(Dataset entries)
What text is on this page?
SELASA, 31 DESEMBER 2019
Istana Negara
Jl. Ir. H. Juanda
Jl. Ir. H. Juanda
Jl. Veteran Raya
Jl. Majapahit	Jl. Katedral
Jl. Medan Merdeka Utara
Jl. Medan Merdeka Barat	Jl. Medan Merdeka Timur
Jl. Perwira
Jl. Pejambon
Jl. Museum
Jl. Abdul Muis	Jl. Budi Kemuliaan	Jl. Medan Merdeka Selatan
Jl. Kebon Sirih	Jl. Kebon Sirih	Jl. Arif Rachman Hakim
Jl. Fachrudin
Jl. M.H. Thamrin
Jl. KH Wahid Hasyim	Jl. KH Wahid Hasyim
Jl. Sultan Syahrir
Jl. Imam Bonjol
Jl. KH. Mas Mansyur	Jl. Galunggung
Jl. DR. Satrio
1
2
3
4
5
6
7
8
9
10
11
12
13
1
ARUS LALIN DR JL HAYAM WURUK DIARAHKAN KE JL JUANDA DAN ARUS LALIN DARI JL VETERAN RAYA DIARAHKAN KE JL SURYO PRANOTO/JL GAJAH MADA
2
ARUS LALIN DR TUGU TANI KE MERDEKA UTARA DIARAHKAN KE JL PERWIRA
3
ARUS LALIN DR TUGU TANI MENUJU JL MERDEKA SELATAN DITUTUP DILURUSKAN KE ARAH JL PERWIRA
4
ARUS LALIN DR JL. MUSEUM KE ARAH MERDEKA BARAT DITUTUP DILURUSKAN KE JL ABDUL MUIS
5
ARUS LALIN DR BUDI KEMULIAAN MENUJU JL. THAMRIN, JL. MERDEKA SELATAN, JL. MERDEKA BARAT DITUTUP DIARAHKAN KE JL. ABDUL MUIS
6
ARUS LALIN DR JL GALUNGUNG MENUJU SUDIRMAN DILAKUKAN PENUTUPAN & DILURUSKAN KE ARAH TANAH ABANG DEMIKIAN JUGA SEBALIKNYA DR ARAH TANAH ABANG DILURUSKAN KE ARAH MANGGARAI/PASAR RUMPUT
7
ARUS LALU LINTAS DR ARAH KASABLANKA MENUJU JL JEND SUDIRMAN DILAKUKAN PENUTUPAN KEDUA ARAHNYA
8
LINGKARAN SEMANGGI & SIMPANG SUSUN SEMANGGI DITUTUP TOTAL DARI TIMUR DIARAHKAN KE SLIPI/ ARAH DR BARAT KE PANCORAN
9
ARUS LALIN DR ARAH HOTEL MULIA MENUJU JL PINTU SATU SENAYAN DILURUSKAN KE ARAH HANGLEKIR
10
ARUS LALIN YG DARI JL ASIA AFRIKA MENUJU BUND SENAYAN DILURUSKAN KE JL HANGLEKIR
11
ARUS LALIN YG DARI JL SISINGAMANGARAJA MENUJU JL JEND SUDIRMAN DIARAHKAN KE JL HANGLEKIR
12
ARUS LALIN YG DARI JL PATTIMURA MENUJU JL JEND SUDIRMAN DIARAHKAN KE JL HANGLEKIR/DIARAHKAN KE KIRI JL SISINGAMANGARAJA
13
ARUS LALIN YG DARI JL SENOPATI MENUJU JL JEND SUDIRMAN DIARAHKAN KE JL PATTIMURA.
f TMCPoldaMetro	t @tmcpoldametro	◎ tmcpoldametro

### Problem details:
In the records above, locate the lines holding the word "SENAYAN". Copy each of them.

### Solution to this exercise:
ARUS LALIN DR ARAH HOTEL MULIA MENUJU JL PINTU SATU SENAYAN DILURUSKAN KE ARAH HANGLEKIR
ARUS LALIN YG DARI JL ASIA AFRIKA MENUJU BUND SENAYAN DILURUSKAN KE JL HANGLEKIR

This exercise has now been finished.